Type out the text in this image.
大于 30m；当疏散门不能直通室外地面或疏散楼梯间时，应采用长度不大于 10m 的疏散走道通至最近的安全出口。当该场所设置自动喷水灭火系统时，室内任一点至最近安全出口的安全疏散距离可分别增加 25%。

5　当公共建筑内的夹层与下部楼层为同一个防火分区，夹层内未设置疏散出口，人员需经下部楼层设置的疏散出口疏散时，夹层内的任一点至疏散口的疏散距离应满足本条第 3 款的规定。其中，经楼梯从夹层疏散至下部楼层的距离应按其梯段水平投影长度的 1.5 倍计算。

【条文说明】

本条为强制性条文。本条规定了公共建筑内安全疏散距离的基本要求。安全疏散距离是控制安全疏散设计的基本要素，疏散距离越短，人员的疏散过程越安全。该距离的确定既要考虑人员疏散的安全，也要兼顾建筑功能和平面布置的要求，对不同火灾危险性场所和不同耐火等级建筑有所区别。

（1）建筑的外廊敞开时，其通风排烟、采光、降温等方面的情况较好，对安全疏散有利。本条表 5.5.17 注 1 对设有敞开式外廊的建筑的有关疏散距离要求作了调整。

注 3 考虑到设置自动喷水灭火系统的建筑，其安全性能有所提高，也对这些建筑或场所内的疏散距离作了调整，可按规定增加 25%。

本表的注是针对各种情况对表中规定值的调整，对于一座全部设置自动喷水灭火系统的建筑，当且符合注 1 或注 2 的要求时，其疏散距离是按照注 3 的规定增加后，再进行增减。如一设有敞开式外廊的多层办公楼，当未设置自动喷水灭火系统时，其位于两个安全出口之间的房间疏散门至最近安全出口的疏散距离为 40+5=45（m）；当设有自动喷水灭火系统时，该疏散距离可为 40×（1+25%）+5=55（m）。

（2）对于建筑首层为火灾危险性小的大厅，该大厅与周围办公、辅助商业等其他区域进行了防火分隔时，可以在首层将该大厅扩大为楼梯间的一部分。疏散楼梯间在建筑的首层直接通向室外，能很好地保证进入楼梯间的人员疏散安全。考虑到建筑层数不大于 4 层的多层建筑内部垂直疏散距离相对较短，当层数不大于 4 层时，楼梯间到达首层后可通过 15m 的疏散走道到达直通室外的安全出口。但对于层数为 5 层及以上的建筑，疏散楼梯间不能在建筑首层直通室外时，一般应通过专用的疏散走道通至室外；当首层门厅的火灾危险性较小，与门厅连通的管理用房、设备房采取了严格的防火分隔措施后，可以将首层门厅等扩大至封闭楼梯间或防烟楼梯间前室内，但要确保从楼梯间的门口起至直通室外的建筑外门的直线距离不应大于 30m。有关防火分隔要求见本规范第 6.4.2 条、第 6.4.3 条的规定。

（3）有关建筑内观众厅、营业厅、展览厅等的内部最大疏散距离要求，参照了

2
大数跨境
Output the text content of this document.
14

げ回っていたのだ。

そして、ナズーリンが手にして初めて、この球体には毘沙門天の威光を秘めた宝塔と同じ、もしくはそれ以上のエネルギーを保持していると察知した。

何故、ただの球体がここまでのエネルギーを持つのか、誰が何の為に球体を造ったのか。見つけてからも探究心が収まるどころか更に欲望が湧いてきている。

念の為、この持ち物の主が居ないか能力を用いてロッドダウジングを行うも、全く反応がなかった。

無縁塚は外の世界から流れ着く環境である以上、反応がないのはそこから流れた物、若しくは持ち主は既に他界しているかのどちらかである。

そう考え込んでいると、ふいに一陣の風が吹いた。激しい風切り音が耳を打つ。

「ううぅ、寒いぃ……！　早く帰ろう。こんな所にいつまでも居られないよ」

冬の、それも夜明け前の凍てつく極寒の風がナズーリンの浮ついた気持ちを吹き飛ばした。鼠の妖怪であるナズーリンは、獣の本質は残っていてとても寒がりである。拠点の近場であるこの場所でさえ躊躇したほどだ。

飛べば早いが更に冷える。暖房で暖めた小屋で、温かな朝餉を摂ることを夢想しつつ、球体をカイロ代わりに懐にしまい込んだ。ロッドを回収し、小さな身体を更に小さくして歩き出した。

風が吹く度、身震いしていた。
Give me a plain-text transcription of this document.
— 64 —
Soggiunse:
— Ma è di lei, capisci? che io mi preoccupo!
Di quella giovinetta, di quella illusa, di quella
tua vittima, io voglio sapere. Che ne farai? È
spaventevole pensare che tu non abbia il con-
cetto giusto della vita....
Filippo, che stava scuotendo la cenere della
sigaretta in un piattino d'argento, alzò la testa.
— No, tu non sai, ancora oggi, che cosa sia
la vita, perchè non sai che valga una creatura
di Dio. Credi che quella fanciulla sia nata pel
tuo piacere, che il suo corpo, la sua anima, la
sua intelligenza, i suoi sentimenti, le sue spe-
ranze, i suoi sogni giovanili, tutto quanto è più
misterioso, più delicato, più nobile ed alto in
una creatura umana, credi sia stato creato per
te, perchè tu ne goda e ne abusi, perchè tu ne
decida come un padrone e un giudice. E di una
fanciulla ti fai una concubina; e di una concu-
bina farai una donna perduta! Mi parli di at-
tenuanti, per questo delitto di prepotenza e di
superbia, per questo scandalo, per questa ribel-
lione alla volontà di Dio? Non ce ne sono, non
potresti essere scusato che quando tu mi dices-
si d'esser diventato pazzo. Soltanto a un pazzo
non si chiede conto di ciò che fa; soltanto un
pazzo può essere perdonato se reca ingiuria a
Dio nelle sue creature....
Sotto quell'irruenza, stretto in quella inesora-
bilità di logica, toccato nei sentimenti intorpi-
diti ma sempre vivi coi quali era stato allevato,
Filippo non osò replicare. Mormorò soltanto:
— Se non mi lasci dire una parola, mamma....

▶ Exercise aim: Extract all lines as given.

▶ Result:
Type out the text in this image.
大于 30m；当疏散门不能直通室外地面或疏散楼梯间时，应采用长度不大于 10m 的疏散走道通至最近的安全出口。当该场所设置自动喷水灭火系统时，室内任一点至最近安全出口的安全疏散距离可分别增加 25%。

5　当公共建筑内的夹层与下部楼层为同一个防火分区，夹层内未设置疏散出口，人员需经下部楼层设置的疏散出口疏散时，夹层内的任一点至疏散口的疏散距离应满足本条第 3 款的规定。其中，经楼梯从夹层疏散至下部楼层的距离应按其梯段水平投影长度的 1.5 倍计算。

【条文说明】

本条为强制性条文。本条规定了公共建筑内安全疏散距离的基本要求。安全疏散距离是控制安全疏散设计的基本要素，疏散距离越短，人员的疏散过程越安全。该距离的确定既要考虑人员疏散的安全，也要兼顾建筑功能和平面布置的要求，对不同火灾危险性场所和不同耐火等级建筑有所区别。

（1）建筑的外廊敞开时，其通风排烟、采光、降温等方面的情况较好，对安全疏散有利。本条表 5.5.17 注 1 对设有敞开式外廊的建筑的有关疏散距离要求作了调整。

注 3 考虑到设置自动喷水灭火系统的建筑，其安全性能有所提高，也对这些建筑或场所内的疏散距离作了调整，可按规定增加 25%。

本表的注是针对各种情况对表中规定值的调整，对于一座全部设置自动喷水灭火系统的建筑，当且符合注 1 或注 2 的要求时，其疏散距离是按照注 3 的规定增加后，再进行增减。如一设有敞开式外廊的多层办公楼，当未设置自动喷水灭火系统时，其位于两个安全出口之间的房间疏散门至最近安全出口的疏散距离为 40+5=45（m）；当设有自动喷水灭火系统时，该疏散距离可为 40×（1+25%）+5=55（m）。

（2）对于建筑首层为火灾危险性小的大厅，该大厅与周围办公、辅助商业等其他区域进行了防火分隔时，可以在首层将该大厅扩大为楼梯间的一部分。疏散楼梯间在建筑的首层直接通向室外，能很好地保证进入楼梯间的人员疏散安全。考虑到建筑层数不大于 4 层的多层建筑内部垂直疏散距离相对较短，当层数不大于 4 层时，楼梯间到达首层后可通过 15m 的疏散走道到达直通室外的安全出口。但对于层数为 5 层及以上的建筑，疏散楼梯间不能在建筑首层直通室外时，一般应通过专用的疏散走道通至室外；当首层门厅的火灾危险性较小，与门厅连通的管理用房、设备房采取了严格的防火分隔措施后，可以将首层门厅等扩大至封闭楼梯间或防烟楼梯间前室内，但要确保从楼梯间的门口起至直通室外的建筑外门的直线距离不应大于 30m。有关防火分隔要求见本规范第 6.4.2 条、第 6.4.3 条的规定。

（3）有关建筑内观众厅、营业厅、展览厅等的内部最大疏散距离要求，参照了

2
大数跨境
Output the text content of this document.
14

げ回っていたのだ。

そして、ナズーリンが手にして初めて、この球体には毘沙門天の威光を秘めた宝塔と同じ、もしくはそれ以上のエネルギーを保持していると察知した。

何故、ただの球体がここまでのエネルギーを持つのか、誰が何の為に球体を造ったのか。見つけてからも探究心が収まるどころか更に欲望が湧いてきている。

念の為、この持ち物の主が居ないか能力を用いてロッドダウジングを行うも、全く反応がなかった。

無縁塚は外の世界から流れ着く環境である以上、反応がないのはそこから流れた物、若しくは持ち主は既に他界しているかのどちらかである。

そう考え込んでいると、ふいに一陣の風が吹いた。激しい風切り音が耳を打つ。

「ううぅ、寒いぃ……！　早く帰ろう。こんな所にいつまでも居られないよ」

冬の、それも夜明け前の凍てつく極寒の風がナズーリンの浮ついた気持ちを吹き飛ばした。鼠の妖怪であるナズーリンは、獣の本質は残っていてとても寒がりである。拠点の近場であるこの場所でさえ躊躇したほどだ。

飛べば早いが更に冷える。暖房で暖めた小屋で、温かな朝餉を摂ることを夢想しつつ、球体をカイロ代わりに懐にしまい込んだ。ロッドを回収し、小さな身体を更に小さくして歩き出した。

風が吹く度、身震いしていた。
Give me a plain-text transcription of this document.
— 64 —
Soggiunse:
— Ma è di lei, capisci? che io mi preoccupo!
Di quella giovinetta, di quella illusa, di quella
tua vittima, io voglio sapere. Che ne farai? È
spaventevole pensare che tu non abbia il con-
cetto giusto della vita....
Filippo, che stava scuotendo la cenere della
sigaretta in un piattino d'argento, alzò la testa.
— No, tu non sai, ancora oggi, che cosa sia
la vita, perchè non sai che valga una creatura
di Dio. Credi che quella fanciulla sia nata pel
tuo piacere, che il suo corpo, la sua anima, la
sua intelligenza, i suoi sentimenti, le sue spe-
ranze, i suoi sogni giovanili, tutto quanto è più
misterioso, più delicato, più nobile ed alto in
una creatura umana, credi sia stato creato per
te, perchè tu ne goda e ne abusi, perchè tu ne
decida come un padrone e un giudice. E di una
fanciulla ti fai una concubina; e di una concu-
bina farai una donna perduta! Mi parli di at-
tenuanti, per questo delitto di prepotenza e di
superbia, per questo scandalo, per questa ribel-
lione alla volontà di Dio? Non ce ne sono, non
potresti essere scusato che quando tu mi dices-
si d'esser diventato pazzo. Soltanto a un pazzo
non si chiede conto di ciò che fa; soltanto un
pazzo può essere perdonato se reca ingiuria a
Dio nelle sue creature....
Sotto quell'irruenza, stretto in quella inesora-
bilità di logica, toccato nei sentimenti intorpi-
diti ma sempre vivi coi quali era stato allevato,
Filippo non osò replicare. Mormorò soltanto:
— Se non mi lasci dire una parola, mamma....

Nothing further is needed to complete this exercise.